A China repudiou, nesta sexta-feira (24), a nova tarifa de 12,5% imposta pelos Estados Unidos a 60 parceiros comerciais. A medida, que entrou em vigor no mesmo dia, afeta o Brasil e decorre de uma investigação americana sobre trabalho forçado.
O Ministério das Relações Exteriores da China declarou que a posição do país é clara: opõe-se a todas as formas de medidas tarifárias unilaterais. O porta-voz chinês, Lin Jian, afirmou que “guerras tarifárias e guerras comerciais não interessam a nenhum dos lados”.
A nova barreira comercial foi anunciada após negociações entre o chanceler chinês, Wang Yi, e o secretário de Estado dos EUA, Marco Rubio, realizadas nas Filipinas. A tarifa resulta de uma apuração baseada na Seção 301 da Lei de Comércio dos EUA, que analisou o combate ao trabalho forçado.
A China, o Brasil e outros 36 países foram enquadrados na alíquota de 12,5%. Para a China, a tarifa geral subiu de 10% para 22,5%, ultrapassando o acordo de novembro de 2025. Já para o Brasil, a nova taxa soma-se a uma sobretaxa de 25% anunciada em 15 de julho, podendo elevar o total para 37,5%.

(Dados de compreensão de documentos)
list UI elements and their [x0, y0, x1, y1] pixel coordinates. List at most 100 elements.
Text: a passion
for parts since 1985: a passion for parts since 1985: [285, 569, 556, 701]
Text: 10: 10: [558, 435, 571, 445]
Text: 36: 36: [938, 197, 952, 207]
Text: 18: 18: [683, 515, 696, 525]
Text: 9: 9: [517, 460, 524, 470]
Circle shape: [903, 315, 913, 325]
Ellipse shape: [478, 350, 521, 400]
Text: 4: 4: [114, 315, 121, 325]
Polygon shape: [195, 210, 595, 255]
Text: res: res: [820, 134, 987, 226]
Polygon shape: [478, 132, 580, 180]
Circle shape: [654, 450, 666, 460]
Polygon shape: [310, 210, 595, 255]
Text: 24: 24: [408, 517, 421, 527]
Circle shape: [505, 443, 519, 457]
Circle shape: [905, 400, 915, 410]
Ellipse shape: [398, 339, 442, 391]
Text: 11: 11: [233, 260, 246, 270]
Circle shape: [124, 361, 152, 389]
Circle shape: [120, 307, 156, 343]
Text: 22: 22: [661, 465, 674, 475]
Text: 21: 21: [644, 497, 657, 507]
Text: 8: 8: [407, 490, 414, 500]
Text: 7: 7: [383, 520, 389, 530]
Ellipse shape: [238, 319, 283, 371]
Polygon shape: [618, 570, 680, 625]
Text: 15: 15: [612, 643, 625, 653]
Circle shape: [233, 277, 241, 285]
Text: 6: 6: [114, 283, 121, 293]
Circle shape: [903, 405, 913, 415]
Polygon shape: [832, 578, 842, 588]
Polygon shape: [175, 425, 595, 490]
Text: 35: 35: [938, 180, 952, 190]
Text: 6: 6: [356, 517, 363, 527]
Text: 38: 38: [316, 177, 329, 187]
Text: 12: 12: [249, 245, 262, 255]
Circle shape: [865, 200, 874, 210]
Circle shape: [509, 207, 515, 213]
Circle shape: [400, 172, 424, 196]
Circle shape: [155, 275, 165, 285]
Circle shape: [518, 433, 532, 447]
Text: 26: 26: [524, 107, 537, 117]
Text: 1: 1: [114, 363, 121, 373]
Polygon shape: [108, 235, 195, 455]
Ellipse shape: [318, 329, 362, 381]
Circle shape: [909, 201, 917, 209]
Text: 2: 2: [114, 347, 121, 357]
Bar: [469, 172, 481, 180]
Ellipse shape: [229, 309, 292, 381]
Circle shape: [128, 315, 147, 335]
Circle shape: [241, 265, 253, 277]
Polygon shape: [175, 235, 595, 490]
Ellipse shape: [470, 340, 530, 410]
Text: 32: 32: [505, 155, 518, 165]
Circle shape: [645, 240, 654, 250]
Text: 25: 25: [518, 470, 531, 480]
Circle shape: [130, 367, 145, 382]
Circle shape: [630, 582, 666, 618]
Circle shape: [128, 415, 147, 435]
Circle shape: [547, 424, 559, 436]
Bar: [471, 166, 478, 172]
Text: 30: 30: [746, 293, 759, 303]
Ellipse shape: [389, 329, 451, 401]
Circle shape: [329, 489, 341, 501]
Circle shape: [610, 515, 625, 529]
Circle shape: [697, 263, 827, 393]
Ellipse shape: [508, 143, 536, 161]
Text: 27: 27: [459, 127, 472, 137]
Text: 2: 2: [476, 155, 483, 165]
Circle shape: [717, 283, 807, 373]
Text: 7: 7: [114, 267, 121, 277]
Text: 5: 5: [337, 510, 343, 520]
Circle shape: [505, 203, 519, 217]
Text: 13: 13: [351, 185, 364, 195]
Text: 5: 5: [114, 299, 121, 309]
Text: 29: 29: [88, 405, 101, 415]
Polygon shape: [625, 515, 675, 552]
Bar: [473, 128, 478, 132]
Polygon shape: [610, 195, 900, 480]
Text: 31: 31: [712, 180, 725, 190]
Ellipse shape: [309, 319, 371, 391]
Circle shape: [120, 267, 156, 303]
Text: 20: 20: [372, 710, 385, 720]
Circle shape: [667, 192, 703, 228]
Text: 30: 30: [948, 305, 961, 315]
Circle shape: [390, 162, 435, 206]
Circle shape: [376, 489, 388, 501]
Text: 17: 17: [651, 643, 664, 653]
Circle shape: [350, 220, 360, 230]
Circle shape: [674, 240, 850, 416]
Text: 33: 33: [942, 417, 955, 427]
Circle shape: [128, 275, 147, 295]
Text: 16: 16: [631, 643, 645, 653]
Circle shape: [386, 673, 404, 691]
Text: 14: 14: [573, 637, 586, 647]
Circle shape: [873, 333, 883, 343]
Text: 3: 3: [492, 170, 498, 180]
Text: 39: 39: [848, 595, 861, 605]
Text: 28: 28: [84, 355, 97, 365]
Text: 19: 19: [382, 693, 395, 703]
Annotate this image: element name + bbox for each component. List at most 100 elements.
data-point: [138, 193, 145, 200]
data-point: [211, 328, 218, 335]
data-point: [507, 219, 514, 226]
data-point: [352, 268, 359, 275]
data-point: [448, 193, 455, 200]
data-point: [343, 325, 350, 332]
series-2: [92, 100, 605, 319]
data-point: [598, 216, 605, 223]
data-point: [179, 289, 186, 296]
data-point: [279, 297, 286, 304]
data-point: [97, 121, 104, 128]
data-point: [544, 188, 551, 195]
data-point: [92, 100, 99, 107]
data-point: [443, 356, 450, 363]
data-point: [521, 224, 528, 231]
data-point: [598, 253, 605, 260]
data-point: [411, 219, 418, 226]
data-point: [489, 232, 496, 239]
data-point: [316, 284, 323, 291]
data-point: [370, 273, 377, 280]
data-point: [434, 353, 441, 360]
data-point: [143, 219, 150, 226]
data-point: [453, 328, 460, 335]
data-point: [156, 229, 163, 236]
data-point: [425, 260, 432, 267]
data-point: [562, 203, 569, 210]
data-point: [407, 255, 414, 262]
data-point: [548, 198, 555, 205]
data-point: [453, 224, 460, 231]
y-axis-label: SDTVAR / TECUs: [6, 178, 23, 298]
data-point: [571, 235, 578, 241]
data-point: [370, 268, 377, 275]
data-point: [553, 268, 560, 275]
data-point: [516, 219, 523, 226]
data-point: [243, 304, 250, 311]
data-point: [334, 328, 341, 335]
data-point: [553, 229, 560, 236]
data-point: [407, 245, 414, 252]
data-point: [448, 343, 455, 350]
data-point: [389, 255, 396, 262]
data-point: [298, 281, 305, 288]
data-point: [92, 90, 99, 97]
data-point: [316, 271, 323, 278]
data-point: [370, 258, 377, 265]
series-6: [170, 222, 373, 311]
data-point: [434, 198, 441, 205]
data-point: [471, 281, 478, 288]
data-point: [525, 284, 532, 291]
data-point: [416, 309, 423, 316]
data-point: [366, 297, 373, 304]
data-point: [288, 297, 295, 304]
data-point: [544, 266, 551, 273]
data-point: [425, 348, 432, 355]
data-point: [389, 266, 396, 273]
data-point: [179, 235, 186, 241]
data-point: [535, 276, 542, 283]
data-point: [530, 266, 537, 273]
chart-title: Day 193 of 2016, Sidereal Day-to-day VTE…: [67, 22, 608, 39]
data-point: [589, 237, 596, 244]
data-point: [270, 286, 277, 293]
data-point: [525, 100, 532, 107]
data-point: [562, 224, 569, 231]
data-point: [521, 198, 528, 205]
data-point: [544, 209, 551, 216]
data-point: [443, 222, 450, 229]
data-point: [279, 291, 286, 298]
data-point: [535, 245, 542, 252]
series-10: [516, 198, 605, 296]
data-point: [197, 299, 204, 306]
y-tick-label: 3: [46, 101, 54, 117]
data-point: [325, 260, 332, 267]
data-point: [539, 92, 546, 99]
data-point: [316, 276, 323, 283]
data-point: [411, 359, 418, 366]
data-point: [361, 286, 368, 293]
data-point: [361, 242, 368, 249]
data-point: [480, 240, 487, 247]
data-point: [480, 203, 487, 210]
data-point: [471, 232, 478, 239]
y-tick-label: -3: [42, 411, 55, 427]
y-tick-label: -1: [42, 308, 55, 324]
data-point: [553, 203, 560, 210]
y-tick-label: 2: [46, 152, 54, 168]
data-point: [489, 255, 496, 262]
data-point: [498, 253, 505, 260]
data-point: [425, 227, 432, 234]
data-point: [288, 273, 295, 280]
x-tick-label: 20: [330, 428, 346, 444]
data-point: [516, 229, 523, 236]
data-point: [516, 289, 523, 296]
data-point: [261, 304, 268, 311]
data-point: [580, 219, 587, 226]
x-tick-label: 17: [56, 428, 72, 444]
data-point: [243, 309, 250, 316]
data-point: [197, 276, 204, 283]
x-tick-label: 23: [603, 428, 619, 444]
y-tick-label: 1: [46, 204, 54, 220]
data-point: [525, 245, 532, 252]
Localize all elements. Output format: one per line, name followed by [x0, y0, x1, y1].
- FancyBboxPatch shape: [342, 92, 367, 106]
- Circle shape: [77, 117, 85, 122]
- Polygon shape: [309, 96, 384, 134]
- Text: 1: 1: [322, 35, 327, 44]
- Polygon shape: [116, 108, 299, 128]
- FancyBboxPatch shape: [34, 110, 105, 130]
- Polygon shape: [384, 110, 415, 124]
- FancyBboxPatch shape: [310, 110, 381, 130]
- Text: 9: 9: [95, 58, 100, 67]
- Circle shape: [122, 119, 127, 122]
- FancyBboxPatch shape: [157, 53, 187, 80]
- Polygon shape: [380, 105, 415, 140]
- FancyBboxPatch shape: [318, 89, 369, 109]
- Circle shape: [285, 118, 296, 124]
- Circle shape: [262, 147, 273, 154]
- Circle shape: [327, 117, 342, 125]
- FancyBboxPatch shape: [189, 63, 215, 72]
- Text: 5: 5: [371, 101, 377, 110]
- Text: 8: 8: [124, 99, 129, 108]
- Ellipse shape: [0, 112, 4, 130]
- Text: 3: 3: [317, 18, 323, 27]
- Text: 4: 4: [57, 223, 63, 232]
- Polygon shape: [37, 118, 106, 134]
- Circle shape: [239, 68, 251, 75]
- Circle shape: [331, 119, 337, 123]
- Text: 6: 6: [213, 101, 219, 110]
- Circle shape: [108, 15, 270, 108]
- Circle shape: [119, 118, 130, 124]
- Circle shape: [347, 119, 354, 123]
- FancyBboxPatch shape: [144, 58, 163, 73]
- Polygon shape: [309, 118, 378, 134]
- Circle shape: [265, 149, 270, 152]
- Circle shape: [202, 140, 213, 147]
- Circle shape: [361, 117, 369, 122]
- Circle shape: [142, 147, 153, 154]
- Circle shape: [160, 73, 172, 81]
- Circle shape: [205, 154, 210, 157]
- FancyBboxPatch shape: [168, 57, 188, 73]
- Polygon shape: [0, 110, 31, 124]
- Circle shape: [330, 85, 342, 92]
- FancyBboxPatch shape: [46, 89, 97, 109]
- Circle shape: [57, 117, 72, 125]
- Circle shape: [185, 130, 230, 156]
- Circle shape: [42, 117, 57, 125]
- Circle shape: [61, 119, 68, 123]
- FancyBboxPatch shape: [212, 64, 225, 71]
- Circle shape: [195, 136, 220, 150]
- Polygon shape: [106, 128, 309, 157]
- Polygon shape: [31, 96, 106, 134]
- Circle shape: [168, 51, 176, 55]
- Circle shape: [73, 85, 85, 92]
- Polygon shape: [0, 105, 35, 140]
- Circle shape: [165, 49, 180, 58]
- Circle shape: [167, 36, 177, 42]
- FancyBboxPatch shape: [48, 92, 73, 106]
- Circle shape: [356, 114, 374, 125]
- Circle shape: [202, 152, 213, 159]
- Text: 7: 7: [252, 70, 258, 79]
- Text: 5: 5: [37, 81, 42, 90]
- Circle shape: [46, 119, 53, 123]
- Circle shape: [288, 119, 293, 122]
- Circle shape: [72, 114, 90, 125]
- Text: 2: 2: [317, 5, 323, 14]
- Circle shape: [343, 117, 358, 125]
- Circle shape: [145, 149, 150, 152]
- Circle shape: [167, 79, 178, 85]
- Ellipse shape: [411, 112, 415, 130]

▸ **QUESTÕES PROPOSTAS**:
1. Liste todos os percentuais que aparecem no texto sobre a nova tarifa americana, sem repetir nenhum.
2. Segundo o texto sobre a nova tarifa americana, em que país ocorreram as negociações entre Wang Yi e Marco Rubio?

▸ **RESPOSTAS POR TAREFA**:
1. 12,5%, 10%, 22,5%, 25% e 37,5%.

2. Nas Filipinas.